• **Exercise description**
Without the pictures, return all of the material exactly as written.

• **Data section**
━━━

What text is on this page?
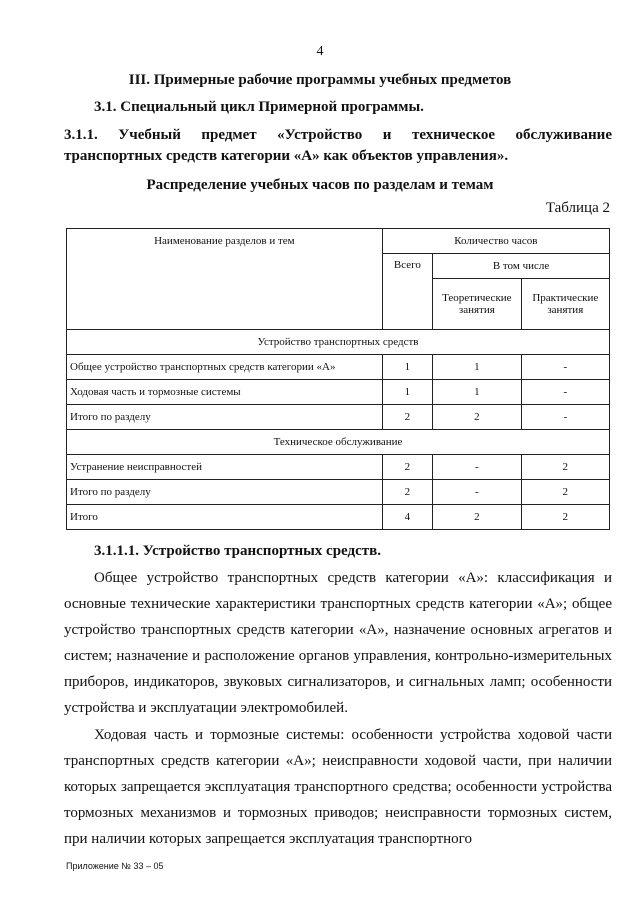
4
III. Примерные рабочие программы учебных предметов
3.1. Специальный цикл Примерной программы.
3.1.1. Учебный предмет «Устройство и техническое обслуживание
транспортных средств категории «А» как объектов управления».
Распределение учебных часов по разделам и темам
Таблица 2
Наименование разделов и тем	Количество часов		
	Всего	В том числе	
		Теоретические занятия	Практические занятия
Устройство транспортных средств			
Общее устройство транспортных средств категории «А»	1	1	-
Ходовая часть и тормозные системы	1	1	-
Итого по разделу	2	2	-
Техническое обслуживание			
Устранение неисправностей	2	-	2
Итого по разделу	2	-	2
Итого	4	2	2
3.1.1.1. Устройство транспортных средств.

Общее устройство транспортных средств категории «А»: классификация и основные технические характеристики транспортных средств категории «А»; общее устройство транспортных средств категории «А», назначение основных агрегатов и систем; назначение и расположение органов управления, контрольно-измерительных приборов, индикаторов, звуковых сигнализаторов, и сигнальных ламп; особенности устройства и эксплуатации электромобилей.

Ходовая часть и тормозные системы: особенности устройства ходовой части транспортных средств категории «А»; неисправности ходовой части, при наличии которых запрещается эксплуатация транспортного средства; особенности устройства тормозных механизмов и тормозных приводов; неисправности тормозных систем, при наличии которых запрещается эксплуатация транспортного

Приложение № 33 – 05
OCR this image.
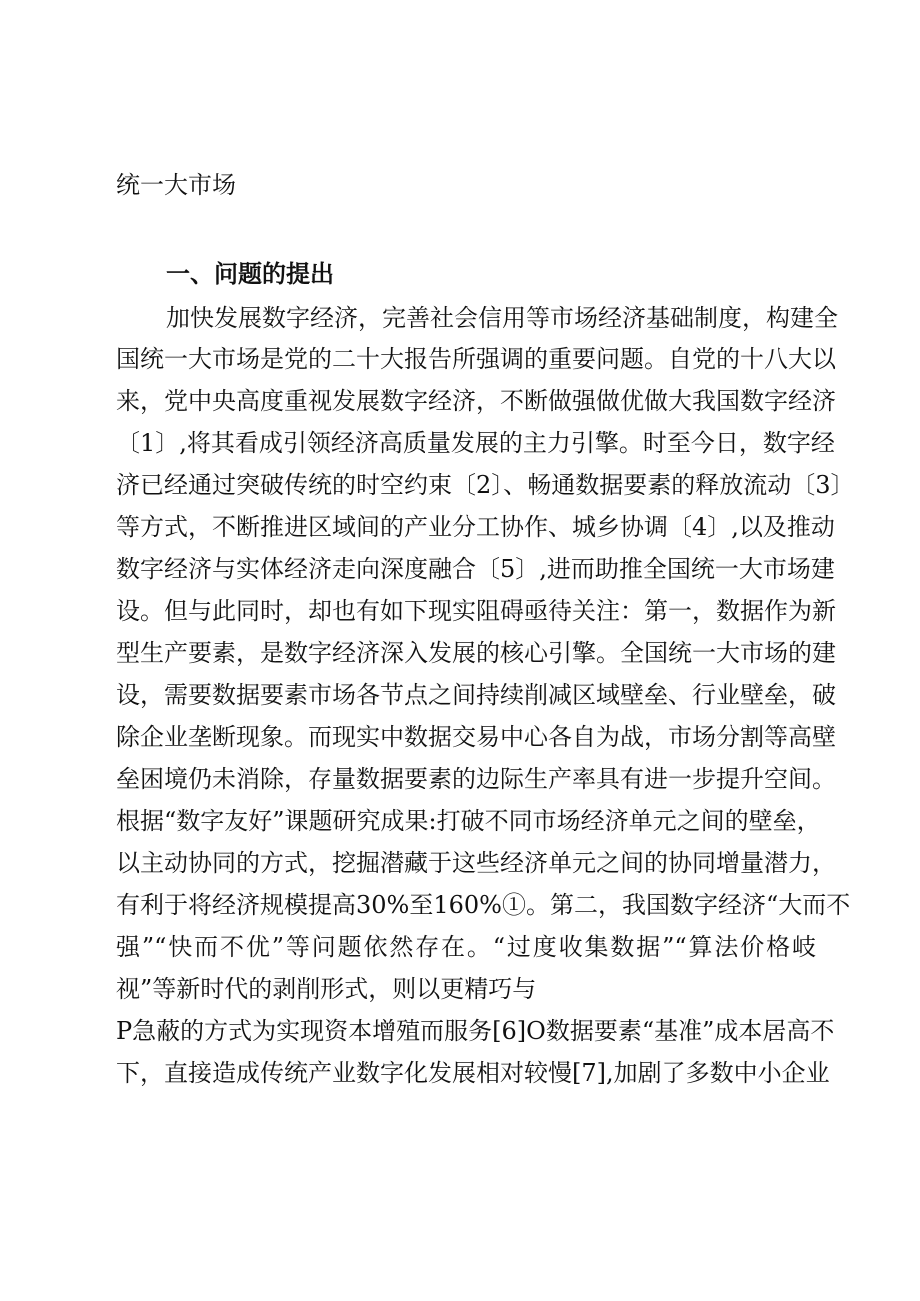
统一大市场
一、问题的提出
加快发展数字经济，完善社会信用等市场经济基础制度，构建全
国统一大市场是党的二十大报告所强调的重要问题。自党的十八大以
来，党中央高度重视发展数字经济，不断做强做优做大我国数字经济
〔1〕,将其看成引领经济高质量发展的主力引擎。时至今日，数字经
济已经通过突破传统的时空约束〔2〕、畅通数据要素的释放流动〔3〕
等方式，不断推进区域间的产业分工协作、城乡协调〔4〕,以及推动
数字经济与实体经济走向深度融合〔5〕,进而助推全国统一大市场建
设。但与此同时，却也有如下现实阻碍亟待关注：第一，数据作为新
型生产要素，是数字经济深入发展的核心引擎。全国统一大市场的建
设，需要数据要素市场各节点之间持续削减区域壁垒、行业壁垒，破
除企业垄断现象。而现实中数据交易中心各自为战，市场分割等高壁
垒困境仍未消除，存量数据要素的边际生产率具有进一步提升空间。
根据“数字友好”课题研究成果:打破不同市场经济单元之间的壁垒，
以主动协同的方式，挖掘潜藏于这些经济单元之间的协同增量潜力，
有利于将经济规模提高30%至160%①。第二，我国数字经济“大而不
强”“快而不优”等问题依然存在。“过度收集数据”“算法价格岐
视”等新时代的剥削形式，则以更精巧与
P急蔽的方式为实现资本增殖而服务[6]O数据要素“基准”成本居高不
下，直接造成传统产业数字化发展相对较慢[7],加剧了多数中小企业
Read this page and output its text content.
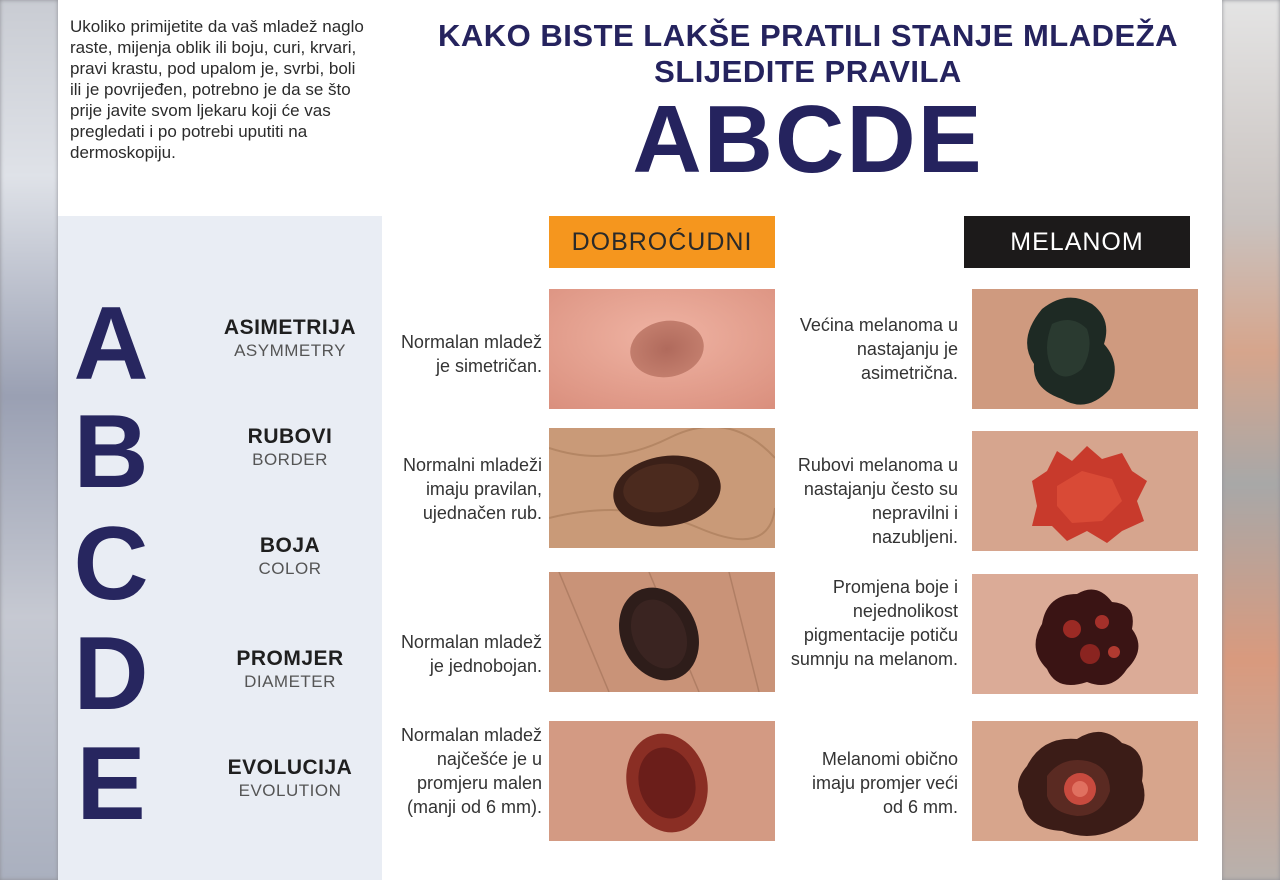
Ukoliko primijetite da vaš mladež naglo raste, mijenja oblik ili boju, curi, krvari, pravi krastu, pod upalom je, svrbi, boli ili je povrijeđen, potrebno je da se što prije javite svom ljekaru koji će vas pregledati i po potrebi uputiti na dermoskopiju.

KAKO BISTE LAKŠE PRATILI STANJE MLADEŽA
SLIJEDITE PRAVILA
ABCDE
A
B
C
D
E
ASIMETRIJA
ASYMMETRY
RUBOVI
BORDER
BOJA
COLOR
PROMJER
DIAMETER
EVOLUCIJA
EVOLUTION
DOBROĆUDNI	MELANOM

Normalan mladež je simetričan.

Normalni mladeži imaju pravilan, ujednačen rub.

Normalan mladež je jednobojan.

Normalan mladež najčešće je u promjeru malen (manji od 6 mm).

Većina melanoma u nastajanju je asimetrična.

Rubovi melanoma u nastajanju često su nepravilni i nazubljeni.

Promjena boje i nejednolikost pigmentacije potiču sumnju na melanom.

Melanomi obično imaju promjer veći od 6 mm.
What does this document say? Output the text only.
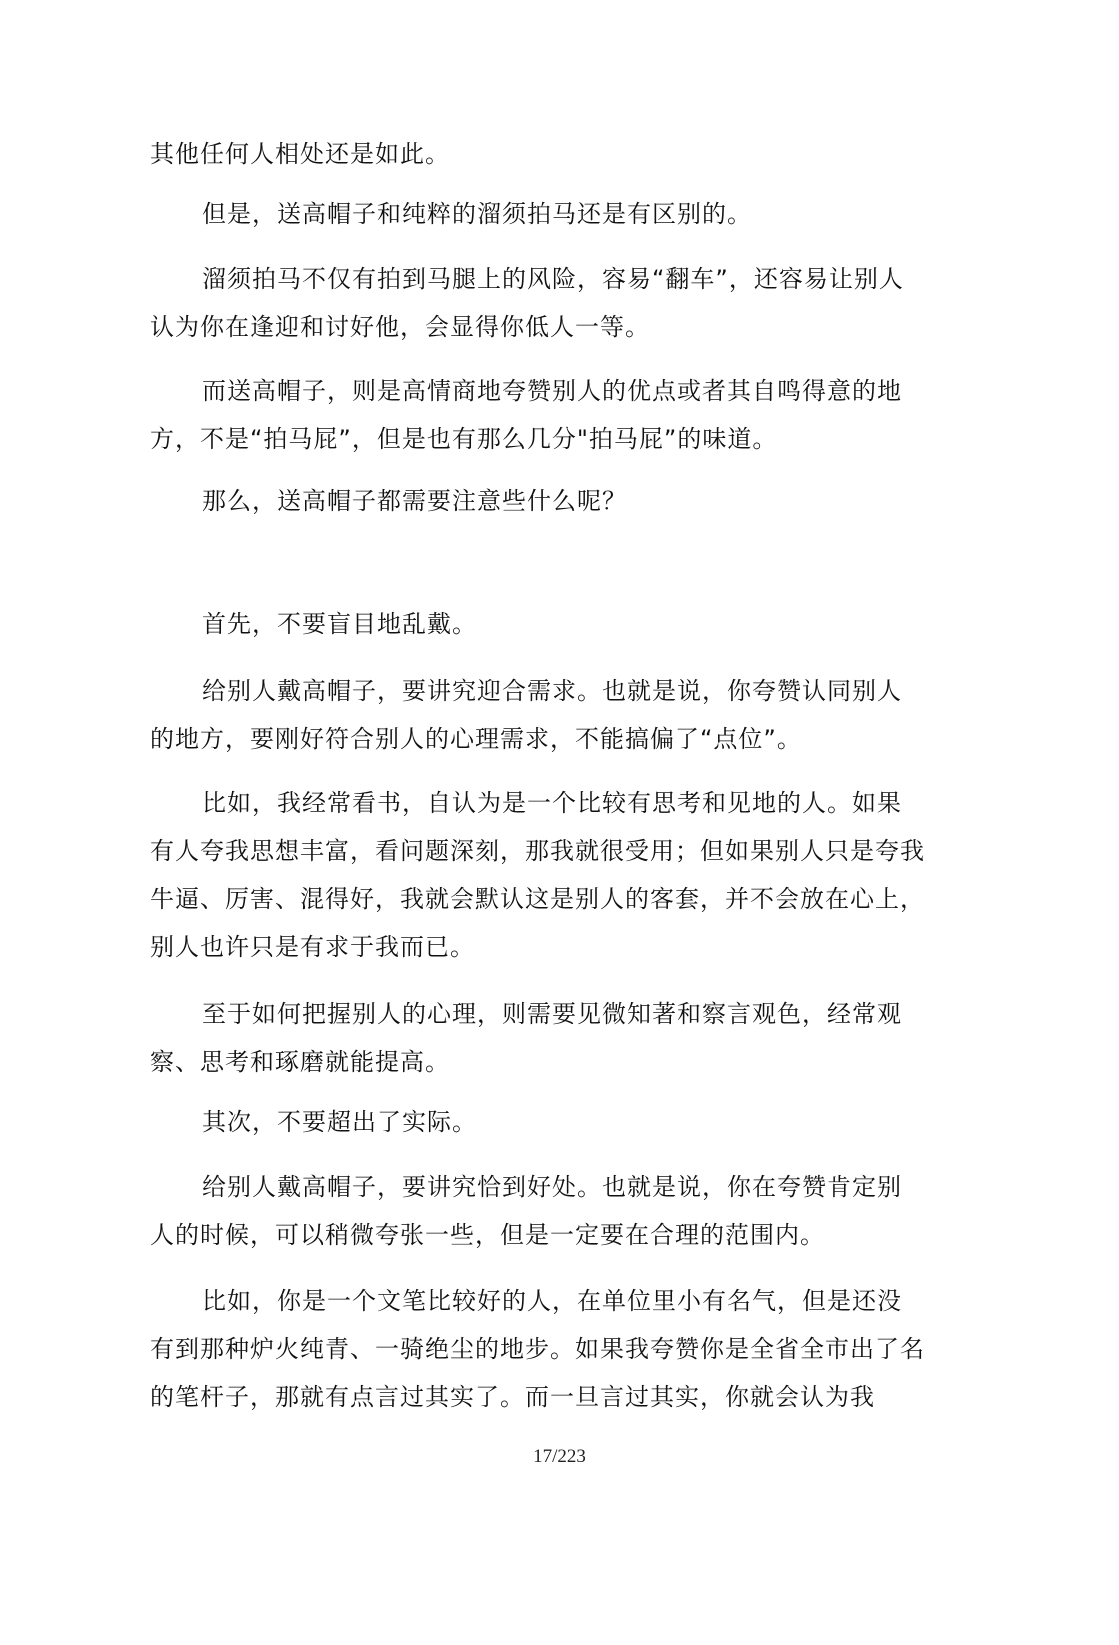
其他任何人相处还是如此。

但是，送高帽子和纯粹的溜须拍马还是有区别的。

溜须拍马不仅有拍到马腿上的风险，容易“翻车”，还容易让别人认为你在逢迎和讨好他，会显得你低人一等。

而送高帽子，则是高情商地夸赞别人的优点或者其自鸣得意的地方，不是“拍马屁”，但是也有那么几分"拍马屁”的味道。

那么，送高帽子都需要注意些什么呢？

首先，不要盲目地乱戴。

给别人戴高帽子，要讲究迎合需求。也就是说，你夸赞认同别人的地方，要刚好符合别人的心理需求，不能搞偏了“点位”。

比如，我经常看书，自认为是一个比较有思考和见地的人。如果有人夸我思想丰富，看问题深刻，那我就很受用；但如果别人只是夸我牛逼、厉害、混得好，我就会默认这是别人的客套，并不会放在心上，别人也许只是有求于我而已。

至于如何把握别人的心理，则需要见微知著和察言观色，经常观察、思考和琢磨就能提高。

其次，不要超出了实际。

给别人戴高帽子，要讲究恰到好处。也就是说，你在夸赞肯定别人的时候，可以稍微夸张一些，但是一定要在合理的范围内。

比如，你是一个文笔比较好的人，在单位里小有名气，但是还没有到那种炉火纯青、一骑绝尘的地步。如果我夸赞你是全省全市出了名的笔杆子，那就有点言过其实了。而一旦言过其实，你就会认为我

17/223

━━━

• **Worked solution**
What text is on this page?
4
III. Примерные рабочие программы учебных предметов
3.1. Специальный цикл Примерной программы.
3.1.1. Учебный предмет «Устройство и техническое обслуживание
транспортных средств категории «А» как объектов управления».
Распределение учебных часов по разделам и темам
Таблица 2
Наименование разделов и тем	Количество часов		
	Всего	В том числе	
		Теоретические занятия	Практические занятия
Устройство транспортных средств			
Общее устройство транспортных средств категории «А»	1	1	-
Ходовая часть и тормозные системы	1	1	-
Итого по разделу	2	2	-
Техническое обслуживание			
Устранение неисправностей	2	-	2
Итого по разделу	2	-	2
Итого	4	2	2
3.1.1.1. Устройство транспортных средств.

Общее устройство транспортных средств категории «А»: классификация и основные технические характеристики транспортных средств категории «А»; общее устройство транспортных средств категории «А», назначение основных агрегатов и систем; назначение и расположение органов управления, контрольно-измерительных приборов, индикаторов, звуковых сигнализаторов, и сигнальных ламп; особенности устройства и эксплуатации электромобилей.

Ходовая часть и тормозные системы: особенности устройства ходовой части транспортных средств категории «А»; неисправности ходовой части, при наличии которых запрещается эксплуатация транспортного средства; особенности устройства тормозных механизмов и тормозных приводов; неисправности тормозных систем, при наличии которых запрещается эксплуатация транспортного

Приложение № 33 – 05
OCR this image.
统一大市场
一、问题的提出
加快发展数字经济，完善社会信用等市场经济基础制度，构建全
国统一大市场是党的二十大报告所强调的重要问题。自党的十八大以
来，党中央高度重视发展数字经济，不断做强做优做大我国数字经济
〔1〕,将其看成引领经济高质量发展的主力引擎。时至今日，数字经
济已经通过突破传统的时空约束〔2〕、畅通数据要素的释放流动〔3〕
等方式，不断推进区域间的产业分工协作、城乡协调〔4〕,以及推动
数字经济与实体经济走向深度融合〔5〕,进而助推全国统一大市场建
设。但与此同时，却也有如下现实阻碍亟待关注：第一，数据作为新
型生产要素，是数字经济深入发展的核心引擎。全国统一大市场的建
设，需要数据要素市场各节点之间持续削减区域壁垒、行业壁垒，破
除企业垄断现象。而现实中数据交易中心各自为战，市场分割等高壁
垒困境仍未消除，存量数据要素的边际生产率具有进一步提升空间。
根据“数字友好”课题研究成果:打破不同市场经济单元之间的壁垒，
以主动协同的方式，挖掘潜藏于这些经济单元之间的协同增量潜力，
有利于将经济规模提高30%至160%①。第二，我国数字经济“大而不
强”“快而不优”等问题依然存在。“过度收集数据”“算法价格岐
视”等新时代的剥削形式，则以更精巧与
P急蔽的方式为实现资本增殖而服务[6]O数据要素“基准”成本居高不
下，直接造成传统产业数字化发展相对较慢[7],加剧了多数中小企业
Read this page and output its text content.
Ukoliko primijetite da vaš mladež naglo raste, mijenja oblik ili boju, curi, krvari, pravi krastu, pod upalom je, svrbi, boli ili je povrijeđen, potrebno je da se što prije javite svom ljekaru koji će vas pregledati i po potrebi uputiti na dermoskopiju.

KAKO BISTE LAKŠE PRATILI STANJE MLADEŽA
SLIJEDITE PRAVILA
ABCDE
A
B
C
D
E
ASIMETRIJA
ASYMMETRY
RUBOVI
BORDER
BOJA
COLOR
PROMJER
DIAMETER
EVOLUCIJA
EVOLUTION
DOBROĆUDNI	MELANOM

Normalan mladež je simetričan.

Normalni mladeži imaju pravilan, ujednačen rub.

Normalan mladež je jednobojan.

Normalan mladež najčešće je u promjeru malen (manji od 6 mm).

Većina melanoma u nastajanju je asimetrična.

Rubovi melanoma u nastajanju često su nepravilni i nazubljeni.

Promjena boje i nejednolikost pigmentacije potiču sumnju na melanom.

Melanomi obično imaju promjer veći od 6 mm.
What does this document say? Output the text only.
其他任何人相处还是如此。

但是，送高帽子和纯粹的溜须拍马还是有区别的。

溜须拍马不仅有拍到马腿上的风险，容易“翻车”，还容易让别人认为你在逢迎和讨好他，会显得你低人一等。

而送高帽子，则是高情商地夸赞别人的优点或者其自鸣得意的地方，不是“拍马屁”，但是也有那么几分"拍马屁”的味道。

那么，送高帽子都需要注意些什么呢？

首先，不要盲目地乱戴。

给别人戴高帽子，要讲究迎合需求。也就是说，你夸赞认同别人的地方，要刚好符合别人的心理需求，不能搞偏了“点位”。

比如，我经常看书，自认为是一个比较有思考和见地的人。如果有人夸我思想丰富，看问题深刻，那我就很受用；但如果别人只是夸我牛逼、厉害、混得好，我就会默认这是别人的客套，并不会放在心上，别人也许只是有求于我而已。

至于如何把握别人的心理，则需要见微知著和察言观色，经常观察、思考和琢磨就能提高。

其次，不要超出了实际。

给别人戴高帽子，要讲究恰到好处。也就是说，你在夸赞肯定别人的时候，可以稍微夸张一些，但是一定要在合理的范围内。

比如，你是一个文笔比较好的人，在单位里小有名气，但是还没有到那种炉火纯青、一骑绝尘的地步。如果我夸赞你是全省全市出了名的笔杆子，那就有点言过其实了。而一旦言过其实，你就会认为我

17/223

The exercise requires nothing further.